## The request
Your task is to print all of the material verbatim.

## Provided data
※

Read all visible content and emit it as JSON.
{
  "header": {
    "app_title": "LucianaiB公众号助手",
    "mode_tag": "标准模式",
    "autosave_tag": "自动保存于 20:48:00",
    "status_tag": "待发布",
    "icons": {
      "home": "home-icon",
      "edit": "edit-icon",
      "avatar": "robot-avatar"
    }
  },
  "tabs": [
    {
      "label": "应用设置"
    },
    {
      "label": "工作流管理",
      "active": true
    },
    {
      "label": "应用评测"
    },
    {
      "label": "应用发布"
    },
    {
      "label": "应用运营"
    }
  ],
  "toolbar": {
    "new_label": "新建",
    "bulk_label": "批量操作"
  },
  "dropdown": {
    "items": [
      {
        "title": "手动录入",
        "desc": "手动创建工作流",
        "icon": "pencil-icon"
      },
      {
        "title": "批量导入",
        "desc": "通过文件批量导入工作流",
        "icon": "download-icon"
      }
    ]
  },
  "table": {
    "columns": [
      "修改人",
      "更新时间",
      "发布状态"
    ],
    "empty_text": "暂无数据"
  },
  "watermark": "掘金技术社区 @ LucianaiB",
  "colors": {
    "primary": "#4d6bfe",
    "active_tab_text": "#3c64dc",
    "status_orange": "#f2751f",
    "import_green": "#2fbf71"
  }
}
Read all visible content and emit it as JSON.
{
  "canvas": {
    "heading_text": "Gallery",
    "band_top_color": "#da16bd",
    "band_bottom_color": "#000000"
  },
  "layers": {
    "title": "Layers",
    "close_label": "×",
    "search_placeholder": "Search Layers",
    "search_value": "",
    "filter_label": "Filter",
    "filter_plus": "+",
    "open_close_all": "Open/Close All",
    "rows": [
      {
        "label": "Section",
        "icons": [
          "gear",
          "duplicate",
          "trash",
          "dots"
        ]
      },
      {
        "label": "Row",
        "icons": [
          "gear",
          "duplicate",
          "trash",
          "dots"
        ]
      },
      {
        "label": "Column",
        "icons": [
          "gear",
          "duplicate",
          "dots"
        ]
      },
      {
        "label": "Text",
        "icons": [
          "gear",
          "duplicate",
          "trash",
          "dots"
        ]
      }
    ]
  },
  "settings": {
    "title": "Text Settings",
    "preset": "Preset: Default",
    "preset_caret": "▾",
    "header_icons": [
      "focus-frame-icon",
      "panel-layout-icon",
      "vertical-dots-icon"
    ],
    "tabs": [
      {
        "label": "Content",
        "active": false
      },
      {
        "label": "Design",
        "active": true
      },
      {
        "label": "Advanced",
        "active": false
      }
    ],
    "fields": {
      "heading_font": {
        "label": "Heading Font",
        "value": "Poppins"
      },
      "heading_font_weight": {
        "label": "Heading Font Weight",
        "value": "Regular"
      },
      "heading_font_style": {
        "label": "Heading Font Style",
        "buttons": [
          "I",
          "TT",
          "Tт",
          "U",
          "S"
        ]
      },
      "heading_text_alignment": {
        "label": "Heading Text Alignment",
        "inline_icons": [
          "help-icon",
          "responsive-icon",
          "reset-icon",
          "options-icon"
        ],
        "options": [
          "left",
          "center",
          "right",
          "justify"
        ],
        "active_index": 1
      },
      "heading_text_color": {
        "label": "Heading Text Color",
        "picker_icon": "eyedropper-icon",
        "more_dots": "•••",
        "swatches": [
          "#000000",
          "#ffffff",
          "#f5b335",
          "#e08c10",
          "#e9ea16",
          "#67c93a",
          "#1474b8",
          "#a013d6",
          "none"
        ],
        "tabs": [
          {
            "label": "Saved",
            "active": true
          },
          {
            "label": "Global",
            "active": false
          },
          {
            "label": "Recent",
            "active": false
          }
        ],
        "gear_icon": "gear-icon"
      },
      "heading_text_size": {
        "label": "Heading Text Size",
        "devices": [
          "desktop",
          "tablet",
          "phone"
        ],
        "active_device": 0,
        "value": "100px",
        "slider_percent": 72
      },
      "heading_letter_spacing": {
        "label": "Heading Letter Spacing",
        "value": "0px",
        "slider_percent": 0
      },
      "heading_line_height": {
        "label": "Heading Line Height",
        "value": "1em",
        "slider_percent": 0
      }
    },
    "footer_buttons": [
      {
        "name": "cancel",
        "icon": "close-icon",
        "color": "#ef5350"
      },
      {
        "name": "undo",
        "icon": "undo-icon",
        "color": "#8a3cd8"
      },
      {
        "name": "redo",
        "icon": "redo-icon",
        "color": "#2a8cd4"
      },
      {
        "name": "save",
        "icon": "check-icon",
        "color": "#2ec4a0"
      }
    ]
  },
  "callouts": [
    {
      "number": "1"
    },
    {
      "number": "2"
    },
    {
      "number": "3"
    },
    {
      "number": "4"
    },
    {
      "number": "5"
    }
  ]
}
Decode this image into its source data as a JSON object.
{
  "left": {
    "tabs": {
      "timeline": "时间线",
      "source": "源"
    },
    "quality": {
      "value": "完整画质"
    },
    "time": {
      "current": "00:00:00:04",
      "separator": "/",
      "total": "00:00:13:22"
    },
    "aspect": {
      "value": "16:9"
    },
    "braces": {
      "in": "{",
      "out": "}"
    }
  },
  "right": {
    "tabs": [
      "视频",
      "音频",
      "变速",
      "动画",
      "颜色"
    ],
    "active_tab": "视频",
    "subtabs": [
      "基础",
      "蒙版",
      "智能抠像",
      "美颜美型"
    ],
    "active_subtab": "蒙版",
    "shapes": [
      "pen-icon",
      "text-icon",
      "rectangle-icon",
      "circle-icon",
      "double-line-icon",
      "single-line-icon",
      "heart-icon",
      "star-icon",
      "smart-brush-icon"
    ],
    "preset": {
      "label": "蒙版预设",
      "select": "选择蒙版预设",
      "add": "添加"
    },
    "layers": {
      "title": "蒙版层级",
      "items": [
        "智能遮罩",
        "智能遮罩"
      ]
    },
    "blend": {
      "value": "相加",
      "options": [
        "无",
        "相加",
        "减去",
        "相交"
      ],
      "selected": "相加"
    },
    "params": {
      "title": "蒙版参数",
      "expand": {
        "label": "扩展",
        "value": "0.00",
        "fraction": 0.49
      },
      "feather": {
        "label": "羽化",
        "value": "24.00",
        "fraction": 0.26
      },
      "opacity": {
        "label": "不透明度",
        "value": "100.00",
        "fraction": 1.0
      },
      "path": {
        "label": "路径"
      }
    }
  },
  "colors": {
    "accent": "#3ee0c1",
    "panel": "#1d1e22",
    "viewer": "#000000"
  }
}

※

## Written answer
Read all visible content and emit it as JSON.
{
  "header": {
    "app_title": "LucianaiB公众号助手",
    "mode_tag": "标准模式",
    "autosave_tag": "自动保存于 20:48:00",
    "status_tag": "待发布",
    "icons": {
      "home": "home-icon",
      "edit": "edit-icon",
      "avatar": "robot-avatar"
    }
  },
  "tabs": [
    {
      "label": "应用设置"
    },
    {
      "label": "工作流管理",
      "active": true
    },
    {
      "label": "应用评测"
    },
    {
      "label": "应用发布"
    },
    {
      "label": "应用运营"
    }
  ],
  "toolbar": {
    "new_label": "新建",
    "bulk_label": "批量操作"
  },
  "dropdown": {
    "items": [
      {
        "title": "手动录入",
        "desc": "手动创建工作流",
        "icon": "pencil-icon"
      },
      {
        "title": "批量导入",
        "desc": "通过文件批量导入工作流",
        "icon": "download-icon"
      }
    ]
  },
  "table": {
    "columns": [
      "修改人",
      "更新时间",
      "发布状态"
    ],
    "empty_text": "暂无数据"
  },
  "watermark": "掘金技术社区 @ LucianaiB",
  "colors": {
    "primary": "#4d6bfe",
    "active_tab_text": "#3c64dc",
    "status_orange": "#f2751f",
    "import_green": "#2fbf71"
  }
}
Read all visible content and emit it as JSON.
{
  "canvas": {
    "heading_text": "Gallery",
    "band_top_color": "#da16bd",
    "band_bottom_color": "#000000"
  },
  "layers": {
    "title": "Layers",
    "close_label": "×",
    "search_placeholder": "Search Layers",
    "search_value": "",
    "filter_label": "Filter",
    "filter_plus": "+",
    "open_close_all": "Open/Close All",
    "rows": [
      {
        "label": "Section",
        "icons": [
          "gear",
          "duplicate",
          "trash",
          "dots"
        ]
      },
      {
        "label": "Row",
        "icons": [
          "gear",
          "duplicate",
          "trash",
          "dots"
        ]
      },
      {
        "label": "Column",
        "icons": [
          "gear",
          "duplicate",
          "dots"
        ]
      },
      {
        "label": "Text",
        "icons": [
          "gear",
          "duplicate",
          "trash",
          "dots"
        ]
      }
    ]
  },
  "settings": {
    "title": "Text Settings",
    "preset": "Preset: Default",
    "preset_caret": "▾",
    "header_icons": [
      "focus-frame-icon",
      "panel-layout-icon",
      "vertical-dots-icon"
    ],
    "tabs": [
      {
        "label": "Content",
        "active": false
      },
      {
        "label": "Design",
        "active": true
      },
      {
        "label": "Advanced",
        "active": false
      }
    ],
    "fields": {
      "heading_font": {
        "label": "Heading Font",
        "value": "Poppins"
      },
      "heading_font_weight": {
        "label": "Heading Font Weight",
        "value": "Regular"
      },
      "heading_font_style": {
        "label": "Heading Font Style",
        "buttons": [
          "I",
          "TT",
          "Tт",
          "U",
          "S"
        ]
      },
      "heading_text_alignment": {
        "label": "Heading Text Alignment",
        "inline_icons": [
          "help-icon",
          "responsive-icon",
          "reset-icon",
          "options-icon"
        ],
        "options": [
          "left",
          "center",
          "right",
          "justify"
        ],
        "active_index": 1
      },
      "heading_text_color": {
        "label": "Heading Text Color",
        "picker_icon": "eyedropper-icon",
        "more_dots": "•••",
        "swatches": [
          "#000000",
          "#ffffff",
          "#f5b335",
          "#e08c10",
          "#e9ea16",
          "#67c93a",
          "#1474b8",
          "#a013d6",
          "none"
        ],
        "tabs": [
          {
            "label": "Saved",
            "active": true
          },
          {
            "label": "Global",
            "active": false
          },
          {
            "label": "Recent",
            "active": false
          }
        ],
        "gear_icon": "gear-icon"
      },
      "heading_text_size": {
        "label": "Heading Text Size",
        "devices": [
          "desktop",
          "tablet",
          "phone"
        ],
        "active_device": 0,
        "value": "100px",
        "slider_percent": 72
      },
      "heading_letter_spacing": {
        "label": "Heading Letter Spacing",
        "value": "0px",
        "slider_percent": 0
      },
      "heading_line_height": {
        "label": "Heading Line Height",
        "value": "1em",
        "slider_percent": 0
      }
    },
    "footer_buttons": [
      {
        "name": "cancel",
        "icon": "close-icon",
        "color": "#ef5350"
      },
      {
        "name": "undo",
        "icon": "undo-icon",
        "color": "#8a3cd8"
      },
      {
        "name": "redo",
        "icon": "redo-icon",
        "color": "#2a8cd4"
      },
      {
        "name": "save",
        "icon": "check-icon",
        "color": "#2ec4a0"
      }
    ]
  },
  "callouts": [
    {
      "number": "1"
    },
    {
      "number": "2"
    },
    {
      "number": "3"
    },
    {
      "number": "4"
    },
    {
      "number": "5"
    }
  ]
}
Decode this image into its source data as a JSON object.
{
  "left": {
    "tabs": {
      "timeline": "时间线",
      "source": "源"
    },
    "quality": {
      "value": "完整画质"
    },
    "time": {
      "current": "00:00:00:04",
      "separator": "/",
      "total": "00:00:13:22"
    },
    "aspect": {
      "value": "16:9"
    },
    "braces": {
      "in": "{",
      "out": "}"
    }
  },
  "right": {
    "tabs": [
      "视频",
      "音频",
      "变速",
      "动画",
      "颜色"
    ],
    "active_tab": "视频",
    "subtabs": [
      "基础",
      "蒙版",
      "智能抠像",
      "美颜美型"
    ],
    "active_subtab": "蒙版",
    "shapes": [
      "pen-icon",
      "text-icon",
      "rectangle-icon",
      "circle-icon",
      "double-line-icon",
      "single-line-icon",
      "heart-icon",
      "star-icon",
      "smart-brush-icon"
    ],
    "preset": {
      "label": "蒙版预设",
      "select": "选择蒙版预设",
      "add": "添加"
    },
    "layers": {
      "title": "蒙版层级",
      "items": [
        "智能遮罩",
        "智能遮罩"
      ]
    },
    "blend": {
      "value": "相加",
      "options": [
        "无",
        "相加",
        "减去",
        "相交"
      ],
      "selected": "相加"
    },
    "params": {
      "title": "蒙版参数",
      "expand": {
        "label": "扩展",
        "value": "0.00",
        "fraction": 0.49
      },
      "feather": {
        "label": "羽化",
        "value": "24.00",
        "fraction": 0.26
      },
      "opacity": {
        "label": "不透明度",
        "value": "100.00",
        "fraction": 1.0
      },
      "path": {
        "label": "路径"
      }
    }
  },
  "colors": {
    "accent": "#3ee0c1",
    "panel": "#1d1e22",
    "viewer": "#000000"
  }
}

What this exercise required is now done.